Transcribe the records that follow, preserving every word.

◆ Available records ◆
** START **

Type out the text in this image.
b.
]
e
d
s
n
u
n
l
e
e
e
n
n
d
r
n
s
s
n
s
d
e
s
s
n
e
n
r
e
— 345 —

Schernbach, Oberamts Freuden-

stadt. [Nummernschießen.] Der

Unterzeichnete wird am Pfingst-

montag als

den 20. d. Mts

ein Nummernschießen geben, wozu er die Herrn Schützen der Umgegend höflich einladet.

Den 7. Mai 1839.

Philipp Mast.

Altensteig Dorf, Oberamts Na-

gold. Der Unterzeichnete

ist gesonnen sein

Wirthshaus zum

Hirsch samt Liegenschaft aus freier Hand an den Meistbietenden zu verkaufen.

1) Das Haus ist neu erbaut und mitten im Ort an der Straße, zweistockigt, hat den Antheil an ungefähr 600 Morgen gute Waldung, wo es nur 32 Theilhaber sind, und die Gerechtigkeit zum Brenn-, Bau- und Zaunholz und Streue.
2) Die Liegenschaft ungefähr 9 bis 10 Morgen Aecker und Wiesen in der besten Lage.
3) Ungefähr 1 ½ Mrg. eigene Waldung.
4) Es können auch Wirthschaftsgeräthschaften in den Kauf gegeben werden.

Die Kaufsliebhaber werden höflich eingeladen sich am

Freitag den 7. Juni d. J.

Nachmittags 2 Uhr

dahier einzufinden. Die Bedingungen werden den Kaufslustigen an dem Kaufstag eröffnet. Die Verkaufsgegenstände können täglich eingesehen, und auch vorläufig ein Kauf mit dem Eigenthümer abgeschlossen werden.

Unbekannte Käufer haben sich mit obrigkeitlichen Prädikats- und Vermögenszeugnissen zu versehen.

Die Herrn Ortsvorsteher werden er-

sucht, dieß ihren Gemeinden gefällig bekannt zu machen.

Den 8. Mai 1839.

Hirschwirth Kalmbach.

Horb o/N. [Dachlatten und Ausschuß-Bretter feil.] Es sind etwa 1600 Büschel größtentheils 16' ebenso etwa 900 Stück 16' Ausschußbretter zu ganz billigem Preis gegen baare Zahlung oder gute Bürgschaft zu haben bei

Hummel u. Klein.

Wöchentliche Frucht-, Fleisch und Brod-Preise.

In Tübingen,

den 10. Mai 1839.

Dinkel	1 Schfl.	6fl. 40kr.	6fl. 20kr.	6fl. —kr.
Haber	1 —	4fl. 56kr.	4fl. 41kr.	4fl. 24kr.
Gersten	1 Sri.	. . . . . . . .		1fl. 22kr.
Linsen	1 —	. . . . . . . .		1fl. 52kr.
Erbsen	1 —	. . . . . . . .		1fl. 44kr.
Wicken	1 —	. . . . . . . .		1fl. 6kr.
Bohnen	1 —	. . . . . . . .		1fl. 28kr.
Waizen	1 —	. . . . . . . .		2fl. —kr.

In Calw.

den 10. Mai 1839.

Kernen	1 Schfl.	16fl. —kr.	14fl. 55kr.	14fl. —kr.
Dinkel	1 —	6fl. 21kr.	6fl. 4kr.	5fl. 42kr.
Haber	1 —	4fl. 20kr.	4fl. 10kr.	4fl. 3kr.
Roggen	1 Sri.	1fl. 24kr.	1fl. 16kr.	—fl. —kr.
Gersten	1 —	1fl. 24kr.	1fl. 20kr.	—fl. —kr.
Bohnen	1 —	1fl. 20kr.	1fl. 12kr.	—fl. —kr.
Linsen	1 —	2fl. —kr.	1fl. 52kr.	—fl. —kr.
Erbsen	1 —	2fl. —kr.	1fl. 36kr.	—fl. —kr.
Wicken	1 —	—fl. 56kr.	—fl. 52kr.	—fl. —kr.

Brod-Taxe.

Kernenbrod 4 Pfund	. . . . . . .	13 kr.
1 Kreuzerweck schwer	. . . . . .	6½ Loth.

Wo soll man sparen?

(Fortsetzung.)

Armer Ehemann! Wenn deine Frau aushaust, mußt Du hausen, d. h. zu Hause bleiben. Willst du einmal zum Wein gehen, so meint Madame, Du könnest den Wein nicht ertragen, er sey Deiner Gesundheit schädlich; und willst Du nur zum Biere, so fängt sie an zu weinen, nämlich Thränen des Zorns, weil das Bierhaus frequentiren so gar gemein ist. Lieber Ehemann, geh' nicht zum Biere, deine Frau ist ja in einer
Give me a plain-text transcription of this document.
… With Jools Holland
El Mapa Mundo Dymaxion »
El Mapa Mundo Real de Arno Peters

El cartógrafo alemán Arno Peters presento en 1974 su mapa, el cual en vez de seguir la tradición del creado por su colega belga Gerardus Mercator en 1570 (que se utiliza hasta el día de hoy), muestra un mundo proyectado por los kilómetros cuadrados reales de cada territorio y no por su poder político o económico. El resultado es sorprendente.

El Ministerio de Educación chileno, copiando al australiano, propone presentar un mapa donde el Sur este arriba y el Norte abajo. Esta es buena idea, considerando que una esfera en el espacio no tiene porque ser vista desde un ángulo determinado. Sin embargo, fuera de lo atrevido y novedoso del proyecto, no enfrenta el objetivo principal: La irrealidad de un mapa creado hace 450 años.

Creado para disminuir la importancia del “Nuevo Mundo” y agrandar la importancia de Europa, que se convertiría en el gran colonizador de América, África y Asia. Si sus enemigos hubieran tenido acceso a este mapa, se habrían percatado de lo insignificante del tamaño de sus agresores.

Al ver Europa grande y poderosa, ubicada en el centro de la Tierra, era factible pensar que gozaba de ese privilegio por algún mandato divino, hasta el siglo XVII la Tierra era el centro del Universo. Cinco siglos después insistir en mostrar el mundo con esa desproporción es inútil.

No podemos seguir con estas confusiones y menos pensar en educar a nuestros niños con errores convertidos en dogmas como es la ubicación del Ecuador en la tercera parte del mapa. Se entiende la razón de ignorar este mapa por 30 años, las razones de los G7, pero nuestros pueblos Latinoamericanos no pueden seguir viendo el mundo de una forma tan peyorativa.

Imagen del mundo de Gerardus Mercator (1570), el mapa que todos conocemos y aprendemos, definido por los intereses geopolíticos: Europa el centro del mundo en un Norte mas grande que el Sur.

** END **

◆ Correct response ◆
Type out the text in this image.
b.
]
e
d
s
n
u
n
l
e
e
e
n
n
d
r
n
s
s
n
s
d
e
s
s
n
e
n
r
e
— 345 —

Schernbach, Oberamts Freuden-

stadt. [Nummernschießen.] Der

Unterzeichnete wird am Pfingst-

montag als

den 20. d. Mts

ein Nummernschießen geben, wozu er die Herrn Schützen der Umgegend höflich einladet.

Den 7. Mai 1839.

Philipp Mast.

Altensteig Dorf, Oberamts Na-

gold. Der Unterzeichnete

ist gesonnen sein

Wirthshaus zum

Hirsch samt Liegenschaft aus freier Hand an den Meistbietenden zu verkaufen.

1) Das Haus ist neu erbaut und mitten im Ort an der Straße, zweistockigt, hat den Antheil an ungefähr 600 Morgen gute Waldung, wo es nur 32 Theilhaber sind, und die Gerechtigkeit zum Brenn-, Bau- und Zaunholz und Streue.
2) Die Liegenschaft ungefähr 9 bis 10 Morgen Aecker und Wiesen in der besten Lage.
3) Ungefähr 1 ½ Mrg. eigene Waldung.
4) Es können auch Wirthschaftsgeräthschaften in den Kauf gegeben werden.

Die Kaufsliebhaber werden höflich eingeladen sich am

Freitag den 7. Juni d. J.

Nachmittags 2 Uhr

dahier einzufinden. Die Bedingungen werden den Kaufslustigen an dem Kaufstag eröffnet. Die Verkaufsgegenstände können täglich eingesehen, und auch vorläufig ein Kauf mit dem Eigenthümer abgeschlossen werden.

Unbekannte Käufer haben sich mit obrigkeitlichen Prädikats- und Vermögenszeugnissen zu versehen.

Die Herrn Ortsvorsteher werden er-

sucht, dieß ihren Gemeinden gefällig bekannt zu machen.

Den 8. Mai 1839.

Hirschwirth Kalmbach.

Horb o/N. [Dachlatten und Ausschuß-Bretter feil.] Es sind etwa 1600 Büschel größtentheils 16' ebenso etwa 900 Stück 16' Ausschußbretter zu ganz billigem Preis gegen baare Zahlung oder gute Bürgschaft zu haben bei

Hummel u. Klein.

Wöchentliche Frucht-, Fleisch und Brod-Preise.

In Tübingen,

den 10. Mai 1839.

Dinkel	1 Schfl.	6fl. 40kr.	6fl. 20kr.	6fl. —kr.
Haber	1 —	4fl. 56kr.	4fl. 41kr.	4fl. 24kr.
Gersten	1 Sri.	. . . . . . . .		1fl. 22kr.
Linsen	1 —	. . . . . . . .		1fl. 52kr.
Erbsen	1 —	. . . . . . . .		1fl. 44kr.
Wicken	1 —	. . . . . . . .		1fl. 6kr.
Bohnen	1 —	. . . . . . . .		1fl. 28kr.
Waizen	1 —	. . . . . . . .		2fl. —kr.

In Calw.

den 10. Mai 1839.

Kernen	1 Schfl.	16fl. —kr.	14fl. 55kr.	14fl. —kr.
Dinkel	1 —	6fl. 21kr.	6fl. 4kr.	5fl. 42kr.
Haber	1 —	4fl. 20kr.	4fl. 10kr.	4fl. 3kr.
Roggen	1 Sri.	1fl. 24kr.	1fl. 16kr.	—fl. —kr.
Gersten	1 —	1fl. 24kr.	1fl. 20kr.	—fl. —kr.
Bohnen	1 —	1fl. 20kr.	1fl. 12kr.	—fl. —kr.
Linsen	1 —	2fl. —kr.	1fl. 52kr.	—fl. —kr.
Erbsen	1 —	2fl. —kr.	1fl. 36kr.	—fl. —kr.
Wicken	1 —	—fl. 56kr.	—fl. 52kr.	—fl. —kr.

Brod-Taxe.

Kernenbrod 4 Pfund	. . . . . . .	13 kr.
1 Kreuzerweck schwer	. . . . . .	6½ Loth.

Wo soll man sparen?

(Fortsetzung.)

Armer Ehemann! Wenn deine Frau aushaust, mußt Du hausen, d. h. zu Hause bleiben. Willst du einmal zum Wein gehen, so meint Madame, Du könnest den Wein nicht ertragen, er sey Deiner Gesundheit schädlich; und willst Du nur zum Biere, so fängt sie an zu weinen, nämlich Thränen des Zorns, weil das Bierhaus frequentiren so gar gemein ist. Lieber Ehemann, geh' nicht zum Biere, deine Frau ist ja in einer
Give me a plain-text transcription of this document.
… With Jools Holland
El Mapa Mundo Dymaxion »
El Mapa Mundo Real de Arno Peters

El cartógrafo alemán Arno Peters presento en 1974 su mapa, el cual en vez de seguir la tradición del creado por su colega belga Gerardus Mercator en 1570 (que se utiliza hasta el día de hoy), muestra un mundo proyectado por los kilómetros cuadrados reales de cada territorio y no por su poder político o económico. El resultado es sorprendente.

El Ministerio de Educación chileno, copiando al australiano, propone presentar un mapa donde el Sur este arriba y el Norte abajo. Esta es buena idea, considerando que una esfera en el espacio no tiene porque ser vista desde un ángulo determinado. Sin embargo, fuera de lo atrevido y novedoso del proyecto, no enfrenta el objetivo principal: La irrealidad de un mapa creado hace 450 años.

Creado para disminuir la importancia del “Nuevo Mundo” y agrandar la importancia de Europa, que se convertiría en el gran colonizador de América, África y Asia. Si sus enemigos hubieran tenido acceso a este mapa, se habrían percatado de lo insignificante del tamaño de sus agresores.

Al ver Europa grande y poderosa, ubicada en el centro de la Tierra, era factible pensar que gozaba de ese privilegio por algún mandato divino, hasta el siglo XVII la Tierra era el centro del Universo. Cinco siglos después insistir en mostrar el mundo con esa desproporción es inútil.

No podemos seguir con estas confusiones y menos pensar en educar a nuestros niños con errores convertidos en dogmas como es la ubicación del Ecuador en la tercera parte del mapa. Se entiende la razón de ignorar este mapa por 30 años, las razones de los G7, pero nuestros pueblos Latinoamericanos no pueden seguir viendo el mundo de una forma tan peyorativa.

Imagen del mundo de Gerardus Mercator (1570), el mapa que todos conocemos y aprendemos, definido por los intereses geopolíticos: Europa el centro del mundo en un Norte mas grande que el Sur.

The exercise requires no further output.